Directive:
Please repeat all of the listing exactly.

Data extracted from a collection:
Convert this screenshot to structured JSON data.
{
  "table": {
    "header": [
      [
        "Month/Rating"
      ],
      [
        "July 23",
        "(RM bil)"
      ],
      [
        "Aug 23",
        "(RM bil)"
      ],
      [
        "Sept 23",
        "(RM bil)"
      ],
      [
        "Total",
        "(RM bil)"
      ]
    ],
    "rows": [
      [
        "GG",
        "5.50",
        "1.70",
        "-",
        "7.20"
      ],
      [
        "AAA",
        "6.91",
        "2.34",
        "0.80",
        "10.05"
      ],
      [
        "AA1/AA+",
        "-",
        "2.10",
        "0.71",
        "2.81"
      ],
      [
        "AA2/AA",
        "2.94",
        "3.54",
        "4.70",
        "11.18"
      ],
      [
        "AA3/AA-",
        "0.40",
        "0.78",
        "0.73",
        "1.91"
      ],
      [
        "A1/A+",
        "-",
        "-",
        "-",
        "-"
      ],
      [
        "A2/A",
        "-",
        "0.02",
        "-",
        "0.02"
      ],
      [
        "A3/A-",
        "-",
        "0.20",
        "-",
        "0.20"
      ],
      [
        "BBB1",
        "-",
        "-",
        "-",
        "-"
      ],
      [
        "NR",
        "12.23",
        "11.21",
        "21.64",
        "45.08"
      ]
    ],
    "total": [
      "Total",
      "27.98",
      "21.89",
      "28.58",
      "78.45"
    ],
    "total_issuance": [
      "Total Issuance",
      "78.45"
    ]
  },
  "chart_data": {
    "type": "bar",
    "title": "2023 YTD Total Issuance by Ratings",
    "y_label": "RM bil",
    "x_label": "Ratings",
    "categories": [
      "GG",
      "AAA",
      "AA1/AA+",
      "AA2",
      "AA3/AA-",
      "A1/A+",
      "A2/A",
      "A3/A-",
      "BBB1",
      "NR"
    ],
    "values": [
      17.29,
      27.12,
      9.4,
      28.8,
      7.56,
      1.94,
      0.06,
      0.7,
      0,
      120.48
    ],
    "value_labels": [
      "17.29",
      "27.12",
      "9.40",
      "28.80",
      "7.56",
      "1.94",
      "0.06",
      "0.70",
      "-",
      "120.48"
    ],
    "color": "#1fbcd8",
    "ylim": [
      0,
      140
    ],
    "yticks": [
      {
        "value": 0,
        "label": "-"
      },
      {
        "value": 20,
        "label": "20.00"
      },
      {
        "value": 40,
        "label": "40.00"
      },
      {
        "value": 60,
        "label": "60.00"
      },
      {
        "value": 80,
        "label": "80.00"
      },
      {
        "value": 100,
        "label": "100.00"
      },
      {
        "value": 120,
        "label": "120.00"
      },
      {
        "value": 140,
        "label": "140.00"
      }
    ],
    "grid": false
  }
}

The solution:
Convert this screenshot to structured JSON data.
{
  "table": {
    "header": [
      [
        "Month/Rating"
      ],
      [
        "July 23",
        "(RM bil)"
      ],
      [
        "Aug 23",
        "(RM bil)"
      ],
      [
        "Sept 23",
        "(RM bil)"
      ],
      [
        "Total",
        "(RM bil)"
      ]
    ],
    "rows": [
      [
        "GG",
        "5.50",
        "1.70",
        "-",
        "7.20"
      ],
      [
        "AAA",
        "6.91",
        "2.34",
        "0.80",
        "10.05"
      ],
      [
        "AA1/AA+",
        "-",
        "2.10",
        "0.71",
        "2.81"
      ],
      [
        "AA2/AA",
        "2.94",
        "3.54",
        "4.70",
        "11.18"
      ],
      [
        "AA3/AA-",
        "0.40",
        "0.78",
        "0.73",
        "1.91"
      ],
      [
        "A1/A+",
        "-",
        "-",
        "-",
        "-"
      ],
      [
        "A2/A",
        "-",
        "0.02",
        "-",
        "0.02"
      ],
      [
        "A3/A-",
        "-",
        "0.20",
        "-",
        "0.20"
      ],
      [
        "BBB1",
        "-",
        "-",
        "-",
        "-"
      ],
      [
        "NR",
        "12.23",
        "11.21",
        "21.64",
        "45.08"
      ]
    ],
    "total": [
      "Total",
      "27.98",
      "21.89",
      "28.58",
      "78.45"
    ],
    "total_issuance": [
      "Total Issuance",
      "78.45"
    ]
  },
  "chart_data": {
    "type": "bar",
    "title": "2023 YTD Total Issuance by Ratings",
    "y_label": "RM bil",
    "x_label": "Ratings",
    "categories": [
      "GG",
      "AAA",
      "AA1/AA+",
      "AA2",
      "AA3/AA-",
      "A1/A+",
      "A2/A",
      "A3/A-",
      "BBB1",
      "NR"
    ],
    "values": [
      17.29,
      27.12,
      9.4,
      28.8,
      7.56,
      1.94,
      0.06,
      0.7,
      0,
      120.48
    ],
    "value_labels": [
      "17.29",
      "27.12",
      "9.40",
      "28.80",
      "7.56",
      "1.94",
      "0.06",
      "0.70",
      "-",
      "120.48"
    ],
    "color": "#1fbcd8",
    "ylim": [
      0,
      140
    ],
    "yticks": [
      {
        "value": 0,
        "label": "-"
      },
      {
        "value": 20,
        "label": "20.00"
      },
      {
        "value": 40,
        "label": "40.00"
      },
      {
        "value": 60,
        "label": "60.00"
      },
      {
        "value": 80,
        "label": "80.00"
      },
      {
        "value": 100,
        "label": "100.00"
      },
      {
        "value": 120,
        "label": "120.00"
      },
      {
        "value": 140,
        "label": "140.00"
      }
    ],
    "grid": false
  }
}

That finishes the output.